-- Start Items --

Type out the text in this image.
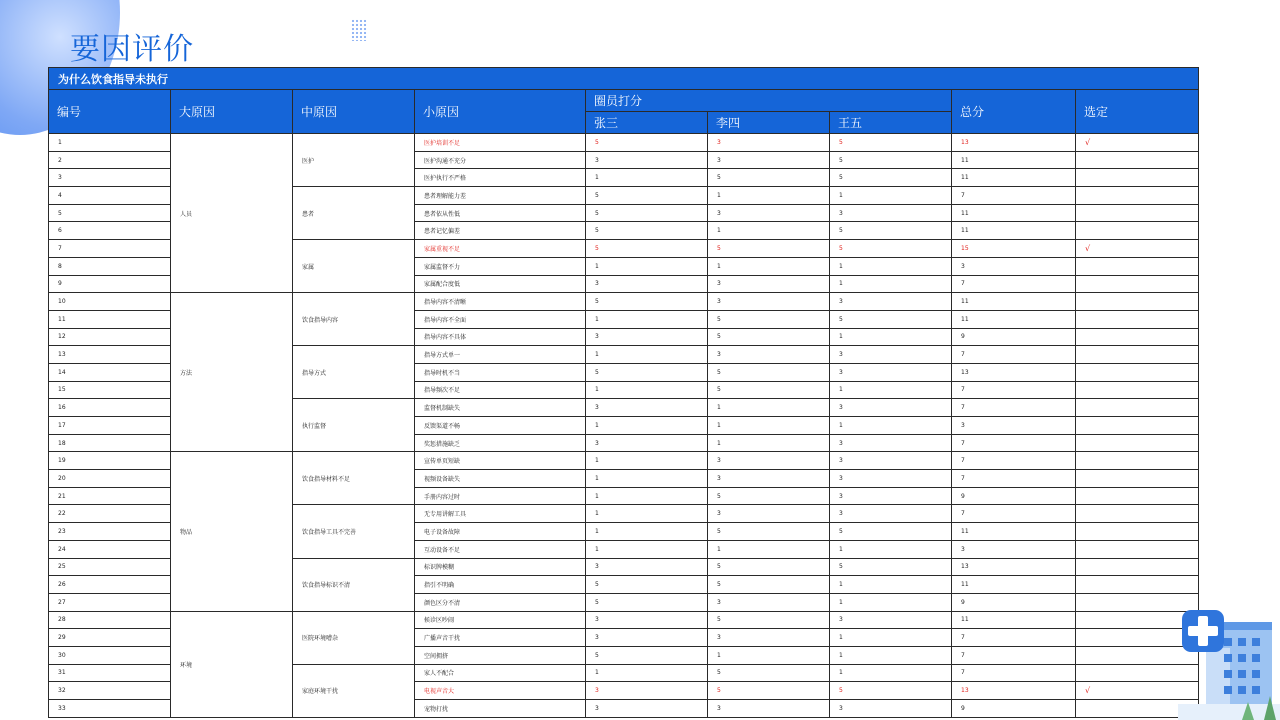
要因评价
为什么饮食指导未执行								
编号	大原因	中原因	小原因	圈员打分			总分	选定
				张三	李四	王五		
1	人员	医护	医护培训不足	5	3	5	13	√
2			医护沟通不充分	3	3	5	11	
3			医护执行不严格	1	5	5	11	
4		患者	患者理解能力差	5	1	1	7	
5			患者依从性低	5	3	3	11	
6			患者记忆偏差	5	1	5	11	
7		家属	家属重视不足	5	5	5	15	√
8			家属监督不力	1	1	1	3	
9			家属配合度低	3	3	1	7	
10	方法	饮食指导内容	指导内容不清晰	5	3	3	11	
11			指导内容不全面	1	5	5	11	
12			指导内容不具体	3	5	1	9	
13		指导方式	指导方式单一	1	3	3	7	
14			指导时机不当	5	5	3	13	
15			指导频次不足	1	5	1	7	
16		执行监督	监督机制缺失	3	1	3	7	
17			反馈渠道不畅	1	1	1	3	
18			奖惩措施缺乏	3	1	3	7	
19	物品	饮食指导材料不足	宣传单页短缺	1	3	3	7	
20			视频设备缺失	1	3	3	7	
21			手册内容过时	1	5	3	9	
22		饮食指导工具不完善	无专用讲解工具	1	3	3	7	
23			电子设备故障	1	5	5	11	
24			互动设备不足	1	1	1	3	
25		饮食指导标识不清	标识牌模糊	3	5	5	13	
26			指引不明确	5	5	1	11	
27			颜色区分不清	5	3	1	9	
28	环境	医院环境嘈杂	候诊区吵闹	3	5	3	11	
29			广播声音干扰	3	3	1	7	
30			空间拥挤	5	1	1	7	
31		家庭环境干扰	家人不配合	1	5	1	7	
32			电视声音大	3	5	5	13	√
33			宠物打扰	3	3	3	9	
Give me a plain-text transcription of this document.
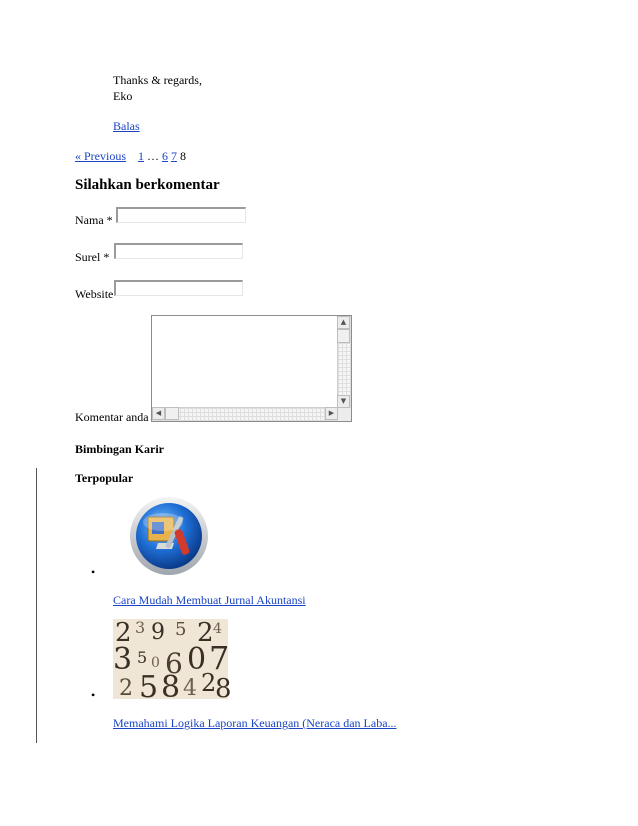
Thanks & regards,
Eko
Balas
« Previous 1 … 6 7 8
Silahkan berkomentar
Nama *
Surel *
Website
Komentar anda
▲
▼
◀	▶
Bimbingan Karir
Terpopular
•
Cara Mudah Membuat Jurnal Akuntansi
2 3 9 5 2 4
3 5 0 6 0 7
2 5 8 4 2
8
•
Memahami Logika Laporan Keuangan (Neraca dan Laba...
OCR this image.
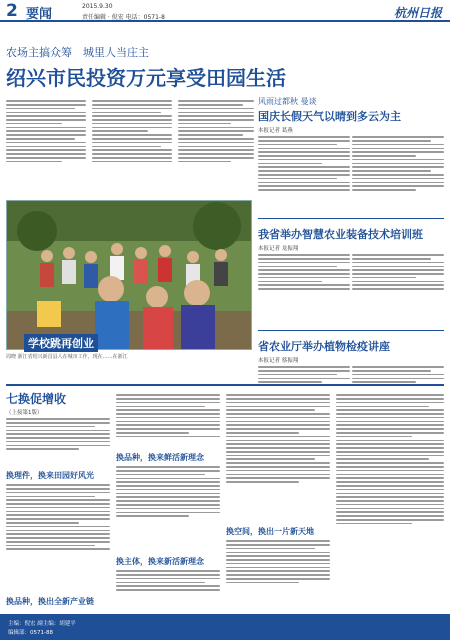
2 要闻
2015.9.30
责任编辑 · 倪宏 电话：0571-8	杭州日报
农场主搞众筹　城里人当庄主
绍兴市民投资万元享受田园生活
学校跳再创业
周晓 浙江省绍兴新昌县人在城市工作，现在……在浙江
风雨过都秋 曼谈
国庆长假天气以晴到多云为主
本报记者 葛燕
我省举办智慧农业装备技术培训班
本报记者 龙振翔
省农业厅举办植物检疫讲座
本报记者 蔡振翔
七换促增收
（上接第1版）
换理件，换来田园好风光
换品种，换出全新产业链
换品种，换来鲜活新理念
换空间，换出一片新天地
换主体，换来新活新理念
主编：倪宏 副主编：胡建平
编辑部：0571-88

-- End Items --

Set problem:
Repeat only the lines from the line with "OCR this image." to the end of the entries, including both the first and the last line, and drop every picture.

Exercise response:
OCR this image.
2 要闻
2015.9.30
责任编辑 · 倪宏 电话：0571-8	杭州日报
农场主搞众筹　城里人当庄主
绍兴市民投资万元享受田园生活
学校跳再创业
周晓 浙江省绍兴新昌县人在城市工作，现在……在浙江
风雨过都秋 曼谈
国庆长假天气以晴到多云为主
本报记者 葛燕
我省举办智慧农业装备技术培训班
本报记者 龙振翔
省农业厅举办植物检疫讲座
本报记者 蔡振翔
七换促增收
（上接第1版）
换理件，换来田园好风光
换品种，换出全新产业链
换品种，换来鲜活新理念
换空间，换出一片新天地
换主体，换来新活新理念
主编：倪宏 副主编：胡建平
编辑部：0571-88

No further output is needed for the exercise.